» Exercise task
Scan the data below and pick out the lines containing the word "supply".

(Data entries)
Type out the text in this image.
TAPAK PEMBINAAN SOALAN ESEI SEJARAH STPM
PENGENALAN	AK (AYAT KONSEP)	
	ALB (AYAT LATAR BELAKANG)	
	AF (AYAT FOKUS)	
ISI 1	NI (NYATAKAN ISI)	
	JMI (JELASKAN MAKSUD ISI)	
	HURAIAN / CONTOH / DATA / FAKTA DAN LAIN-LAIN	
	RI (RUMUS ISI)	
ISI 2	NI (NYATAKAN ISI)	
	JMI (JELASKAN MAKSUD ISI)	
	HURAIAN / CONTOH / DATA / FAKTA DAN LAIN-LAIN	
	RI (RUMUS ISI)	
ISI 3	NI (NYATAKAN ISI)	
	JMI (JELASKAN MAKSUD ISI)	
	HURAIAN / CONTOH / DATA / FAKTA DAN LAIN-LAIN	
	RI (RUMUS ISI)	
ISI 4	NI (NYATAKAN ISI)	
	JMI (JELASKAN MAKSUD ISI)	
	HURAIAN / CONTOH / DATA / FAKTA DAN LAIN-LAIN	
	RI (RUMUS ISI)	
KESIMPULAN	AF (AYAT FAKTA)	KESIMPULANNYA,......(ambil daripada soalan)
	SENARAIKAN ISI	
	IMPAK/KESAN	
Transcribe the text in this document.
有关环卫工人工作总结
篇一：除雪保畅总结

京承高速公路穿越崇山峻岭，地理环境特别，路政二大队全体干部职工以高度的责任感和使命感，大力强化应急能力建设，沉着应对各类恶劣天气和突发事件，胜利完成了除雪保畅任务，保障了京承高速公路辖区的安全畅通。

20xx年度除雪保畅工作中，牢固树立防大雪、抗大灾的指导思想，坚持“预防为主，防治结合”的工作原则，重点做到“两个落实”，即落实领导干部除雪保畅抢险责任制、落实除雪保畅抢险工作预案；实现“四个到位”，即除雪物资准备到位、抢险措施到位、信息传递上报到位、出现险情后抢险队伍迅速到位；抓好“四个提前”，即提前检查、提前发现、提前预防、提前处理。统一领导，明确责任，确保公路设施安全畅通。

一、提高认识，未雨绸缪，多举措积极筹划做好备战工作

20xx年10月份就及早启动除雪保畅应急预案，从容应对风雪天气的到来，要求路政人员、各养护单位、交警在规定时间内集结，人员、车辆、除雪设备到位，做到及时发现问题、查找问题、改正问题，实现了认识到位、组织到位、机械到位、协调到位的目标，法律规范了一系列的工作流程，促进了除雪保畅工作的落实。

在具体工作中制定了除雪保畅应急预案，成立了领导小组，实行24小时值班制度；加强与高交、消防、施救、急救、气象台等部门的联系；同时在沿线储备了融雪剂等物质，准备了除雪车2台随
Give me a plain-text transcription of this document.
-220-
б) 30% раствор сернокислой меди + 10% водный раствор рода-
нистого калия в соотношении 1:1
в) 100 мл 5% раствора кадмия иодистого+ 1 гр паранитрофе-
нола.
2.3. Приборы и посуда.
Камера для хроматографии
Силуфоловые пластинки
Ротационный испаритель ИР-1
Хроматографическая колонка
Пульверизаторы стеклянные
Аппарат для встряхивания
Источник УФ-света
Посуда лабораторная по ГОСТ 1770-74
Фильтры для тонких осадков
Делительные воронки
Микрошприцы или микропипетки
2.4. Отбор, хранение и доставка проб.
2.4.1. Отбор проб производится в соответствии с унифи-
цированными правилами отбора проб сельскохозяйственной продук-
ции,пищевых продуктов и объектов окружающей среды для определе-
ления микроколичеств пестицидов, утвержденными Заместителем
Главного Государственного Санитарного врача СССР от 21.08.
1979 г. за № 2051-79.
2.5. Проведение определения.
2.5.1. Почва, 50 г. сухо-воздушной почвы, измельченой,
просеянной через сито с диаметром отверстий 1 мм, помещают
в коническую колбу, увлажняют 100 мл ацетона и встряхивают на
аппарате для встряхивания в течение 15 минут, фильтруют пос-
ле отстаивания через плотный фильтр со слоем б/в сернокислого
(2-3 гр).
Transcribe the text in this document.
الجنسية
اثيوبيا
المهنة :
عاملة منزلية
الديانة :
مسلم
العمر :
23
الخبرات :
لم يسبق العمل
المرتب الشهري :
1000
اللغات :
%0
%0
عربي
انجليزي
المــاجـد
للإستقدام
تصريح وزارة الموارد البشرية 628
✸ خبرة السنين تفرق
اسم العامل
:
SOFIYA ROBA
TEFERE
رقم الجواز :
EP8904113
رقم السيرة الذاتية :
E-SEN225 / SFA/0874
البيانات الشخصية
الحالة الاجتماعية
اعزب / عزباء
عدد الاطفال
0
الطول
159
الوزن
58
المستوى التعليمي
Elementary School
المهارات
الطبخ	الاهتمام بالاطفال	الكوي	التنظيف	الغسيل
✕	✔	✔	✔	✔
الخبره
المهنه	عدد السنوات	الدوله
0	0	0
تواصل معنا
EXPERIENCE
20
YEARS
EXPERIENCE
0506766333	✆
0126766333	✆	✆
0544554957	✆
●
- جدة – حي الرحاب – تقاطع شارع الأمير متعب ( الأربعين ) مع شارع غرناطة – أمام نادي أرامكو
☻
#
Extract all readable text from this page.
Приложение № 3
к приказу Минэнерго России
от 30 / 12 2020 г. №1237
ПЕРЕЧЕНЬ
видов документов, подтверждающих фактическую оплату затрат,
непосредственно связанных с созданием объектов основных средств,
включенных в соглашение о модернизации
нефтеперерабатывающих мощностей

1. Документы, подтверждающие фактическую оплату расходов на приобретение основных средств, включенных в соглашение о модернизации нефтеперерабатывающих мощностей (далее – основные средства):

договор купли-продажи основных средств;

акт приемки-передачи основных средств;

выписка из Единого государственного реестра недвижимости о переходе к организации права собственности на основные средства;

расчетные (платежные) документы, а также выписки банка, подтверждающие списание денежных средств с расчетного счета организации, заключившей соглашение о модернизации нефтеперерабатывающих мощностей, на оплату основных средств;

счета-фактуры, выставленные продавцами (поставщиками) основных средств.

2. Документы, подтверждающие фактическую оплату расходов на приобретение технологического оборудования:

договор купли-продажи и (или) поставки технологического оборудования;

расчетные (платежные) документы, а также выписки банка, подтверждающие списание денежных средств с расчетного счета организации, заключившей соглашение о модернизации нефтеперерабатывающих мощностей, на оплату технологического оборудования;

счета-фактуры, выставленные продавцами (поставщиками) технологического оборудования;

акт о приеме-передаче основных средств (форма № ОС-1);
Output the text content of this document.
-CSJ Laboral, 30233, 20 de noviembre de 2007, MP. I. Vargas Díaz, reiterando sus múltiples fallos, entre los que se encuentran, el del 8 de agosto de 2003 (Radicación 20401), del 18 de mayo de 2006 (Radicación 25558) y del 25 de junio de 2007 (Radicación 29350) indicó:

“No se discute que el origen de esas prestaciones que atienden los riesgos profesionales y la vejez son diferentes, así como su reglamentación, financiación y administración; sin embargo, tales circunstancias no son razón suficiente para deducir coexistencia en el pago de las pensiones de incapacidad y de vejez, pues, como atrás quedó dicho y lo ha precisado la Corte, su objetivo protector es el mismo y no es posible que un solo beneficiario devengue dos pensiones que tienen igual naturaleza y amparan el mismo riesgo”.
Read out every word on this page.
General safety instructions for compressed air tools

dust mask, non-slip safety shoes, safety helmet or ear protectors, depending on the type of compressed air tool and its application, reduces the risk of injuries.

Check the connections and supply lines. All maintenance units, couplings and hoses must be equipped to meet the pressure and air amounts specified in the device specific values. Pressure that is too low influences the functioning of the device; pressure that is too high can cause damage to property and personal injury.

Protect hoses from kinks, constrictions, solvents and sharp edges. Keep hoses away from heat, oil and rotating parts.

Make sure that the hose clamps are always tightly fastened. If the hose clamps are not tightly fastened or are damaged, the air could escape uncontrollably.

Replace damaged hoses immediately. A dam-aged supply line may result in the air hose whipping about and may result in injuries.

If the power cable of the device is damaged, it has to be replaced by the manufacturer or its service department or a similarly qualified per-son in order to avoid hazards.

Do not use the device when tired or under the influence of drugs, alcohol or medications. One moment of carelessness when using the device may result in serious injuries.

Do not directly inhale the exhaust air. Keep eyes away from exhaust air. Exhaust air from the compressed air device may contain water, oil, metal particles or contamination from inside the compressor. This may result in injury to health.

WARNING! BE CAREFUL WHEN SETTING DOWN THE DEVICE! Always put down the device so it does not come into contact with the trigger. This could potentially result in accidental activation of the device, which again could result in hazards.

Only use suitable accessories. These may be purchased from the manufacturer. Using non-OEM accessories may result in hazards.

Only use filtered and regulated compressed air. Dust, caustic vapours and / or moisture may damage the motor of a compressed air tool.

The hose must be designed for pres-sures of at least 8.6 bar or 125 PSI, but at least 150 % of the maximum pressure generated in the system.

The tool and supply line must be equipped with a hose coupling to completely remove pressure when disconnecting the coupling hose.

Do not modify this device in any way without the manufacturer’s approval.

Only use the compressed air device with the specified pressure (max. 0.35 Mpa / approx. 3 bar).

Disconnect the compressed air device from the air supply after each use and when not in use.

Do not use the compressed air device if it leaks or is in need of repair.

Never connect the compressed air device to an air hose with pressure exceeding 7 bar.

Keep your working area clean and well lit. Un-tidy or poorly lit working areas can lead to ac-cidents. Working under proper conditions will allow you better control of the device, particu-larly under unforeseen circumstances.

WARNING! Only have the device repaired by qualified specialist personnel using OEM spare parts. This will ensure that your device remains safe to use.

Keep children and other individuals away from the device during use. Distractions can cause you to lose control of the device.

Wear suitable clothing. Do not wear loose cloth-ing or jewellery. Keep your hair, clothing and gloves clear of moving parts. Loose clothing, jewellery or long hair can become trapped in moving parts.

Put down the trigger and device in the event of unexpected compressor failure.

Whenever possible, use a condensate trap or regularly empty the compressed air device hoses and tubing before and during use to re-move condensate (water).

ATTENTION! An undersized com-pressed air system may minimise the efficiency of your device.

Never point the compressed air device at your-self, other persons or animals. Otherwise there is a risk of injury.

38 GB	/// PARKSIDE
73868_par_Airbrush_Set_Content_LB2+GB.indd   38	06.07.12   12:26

» Result
Check the connections and supply lines. All maintenance units, couplings and hoses must be equipped to meet the pressure and air amounts specified in the device specific values. Pressure that is too low influences the functioning of the device; pressure that is too high can cause damage to property and personal injury.
Replace damaged hoses immediately. A dam-aged supply line may result in the air hose whipping about and may result in injuries.
The tool and supply line must be equipped with a hose coupling to completely remove pressure when disconnecting the coupling hose.
Disconnect the compressed air device from the air supply after each use and when not in use.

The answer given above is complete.